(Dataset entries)
* begin *

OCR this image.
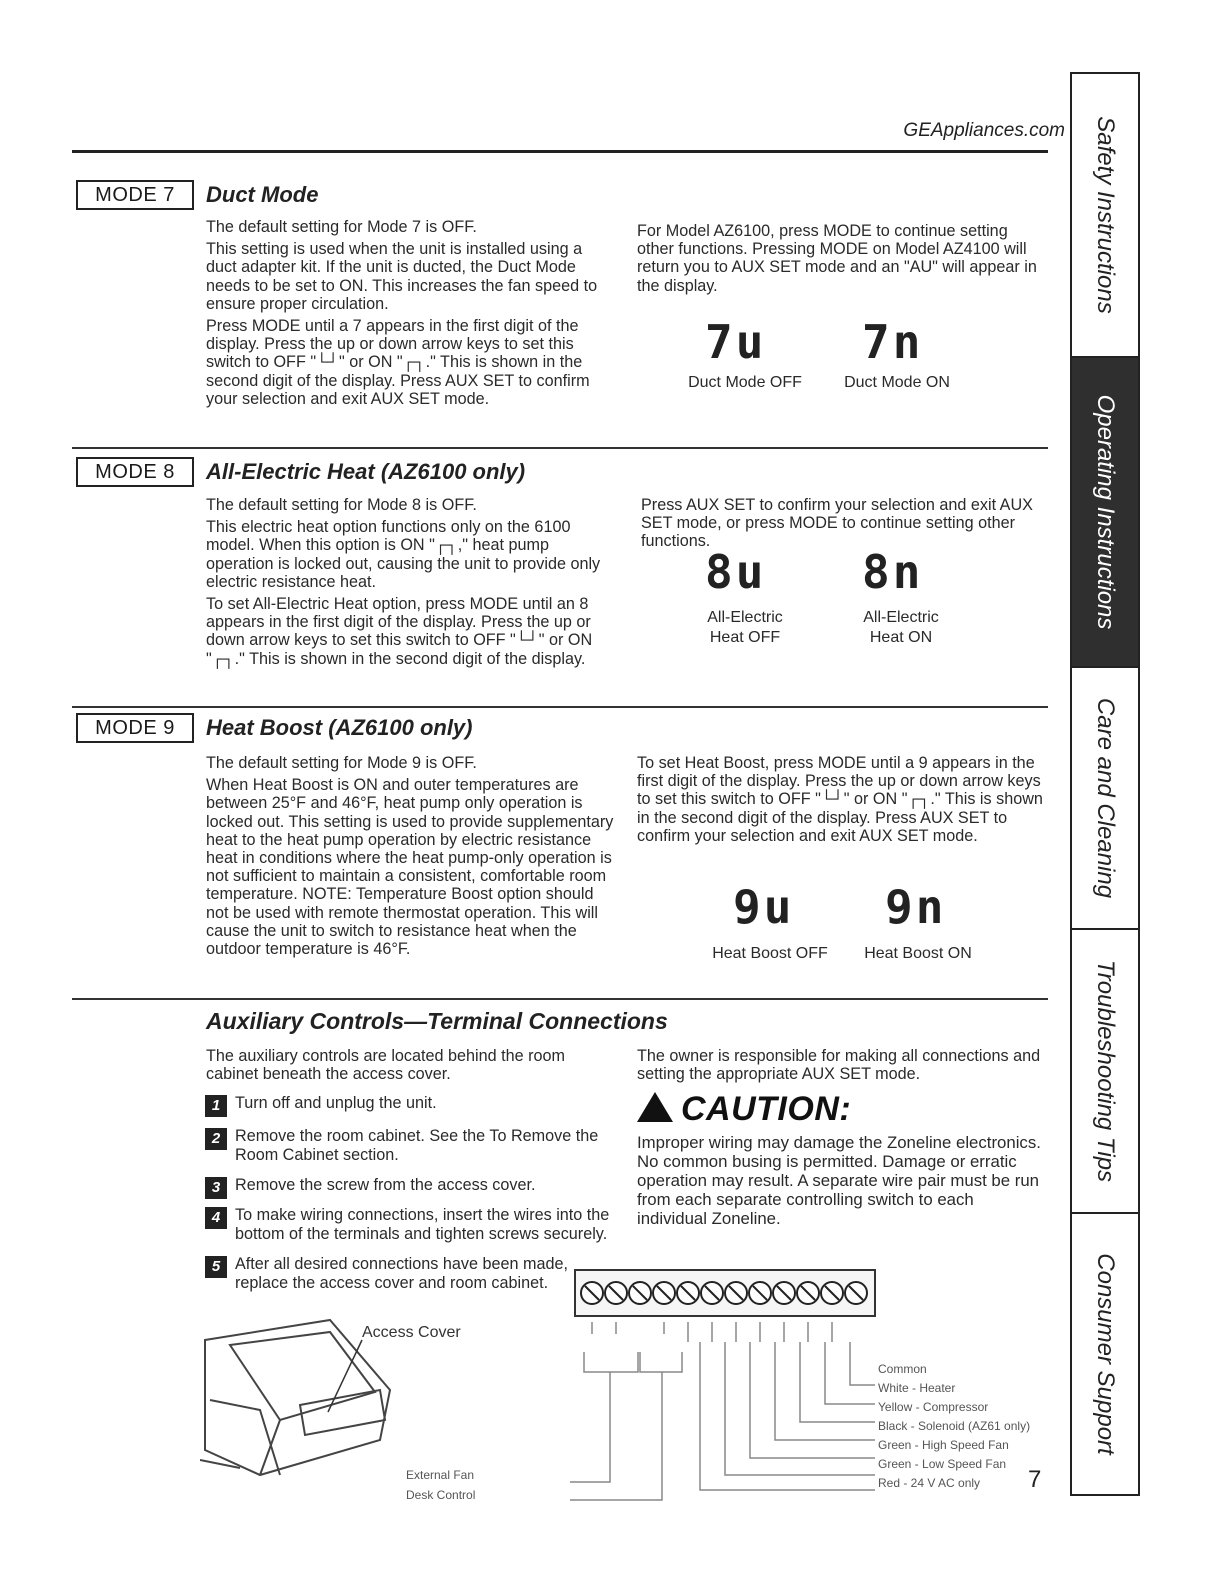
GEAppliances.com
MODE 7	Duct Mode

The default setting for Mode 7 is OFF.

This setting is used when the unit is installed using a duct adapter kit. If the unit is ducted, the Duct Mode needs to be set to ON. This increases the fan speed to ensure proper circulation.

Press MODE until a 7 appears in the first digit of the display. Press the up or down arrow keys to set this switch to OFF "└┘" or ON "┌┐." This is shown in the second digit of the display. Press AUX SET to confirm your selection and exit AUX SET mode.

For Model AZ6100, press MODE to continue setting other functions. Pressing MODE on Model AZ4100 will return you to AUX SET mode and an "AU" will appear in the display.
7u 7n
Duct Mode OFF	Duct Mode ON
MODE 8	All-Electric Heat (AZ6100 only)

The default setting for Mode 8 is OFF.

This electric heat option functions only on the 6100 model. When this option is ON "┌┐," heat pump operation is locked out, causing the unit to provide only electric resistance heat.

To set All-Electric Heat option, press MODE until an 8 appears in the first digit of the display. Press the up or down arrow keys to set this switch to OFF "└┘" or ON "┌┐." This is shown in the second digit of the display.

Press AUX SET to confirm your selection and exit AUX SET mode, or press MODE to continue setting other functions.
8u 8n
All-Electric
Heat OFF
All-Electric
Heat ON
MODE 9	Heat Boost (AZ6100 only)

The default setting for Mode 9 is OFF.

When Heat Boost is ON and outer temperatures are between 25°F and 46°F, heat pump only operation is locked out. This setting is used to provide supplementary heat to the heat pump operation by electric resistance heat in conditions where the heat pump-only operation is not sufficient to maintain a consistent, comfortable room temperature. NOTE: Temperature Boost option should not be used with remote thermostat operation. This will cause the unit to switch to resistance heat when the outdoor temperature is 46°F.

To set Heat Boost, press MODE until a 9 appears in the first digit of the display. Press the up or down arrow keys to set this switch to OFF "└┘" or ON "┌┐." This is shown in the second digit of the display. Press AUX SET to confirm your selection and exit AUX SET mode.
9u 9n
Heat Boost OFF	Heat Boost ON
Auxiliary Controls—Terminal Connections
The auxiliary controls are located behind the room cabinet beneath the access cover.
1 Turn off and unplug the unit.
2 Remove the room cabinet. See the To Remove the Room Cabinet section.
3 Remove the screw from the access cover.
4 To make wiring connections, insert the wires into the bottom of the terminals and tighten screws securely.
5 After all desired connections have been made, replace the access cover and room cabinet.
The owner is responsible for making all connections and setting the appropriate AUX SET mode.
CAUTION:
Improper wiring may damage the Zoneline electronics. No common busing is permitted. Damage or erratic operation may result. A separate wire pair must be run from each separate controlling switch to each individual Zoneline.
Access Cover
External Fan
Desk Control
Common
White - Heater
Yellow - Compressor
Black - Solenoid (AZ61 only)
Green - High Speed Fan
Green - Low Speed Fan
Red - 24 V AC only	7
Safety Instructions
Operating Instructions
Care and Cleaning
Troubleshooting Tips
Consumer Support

* end *

WRITTEN INSTRUCTION |
Copy out each line that contains the word "provide".

WRITTEN REPLY |
This electric heat option functions only on the 6100 model. When this option is ON "┌┐," heat pump operation is locked out, causing the unit to provide only electric resistance heat.
When Heat Boost is ON and outer temperatures are between 25°F and 46°F, heat pump only operation is locked out. This setting is used to provide supplementary heat to the heat pump operation by electric resistance heat in conditions where the heat pump-only operation is not sufficient to maintain a consistent, comfortable room temperature. NOTE: Temperature Boost option should not be used with remote thermostat operation. This will cause the unit to switch to resistance heat when the outdoor temperature is 46°F.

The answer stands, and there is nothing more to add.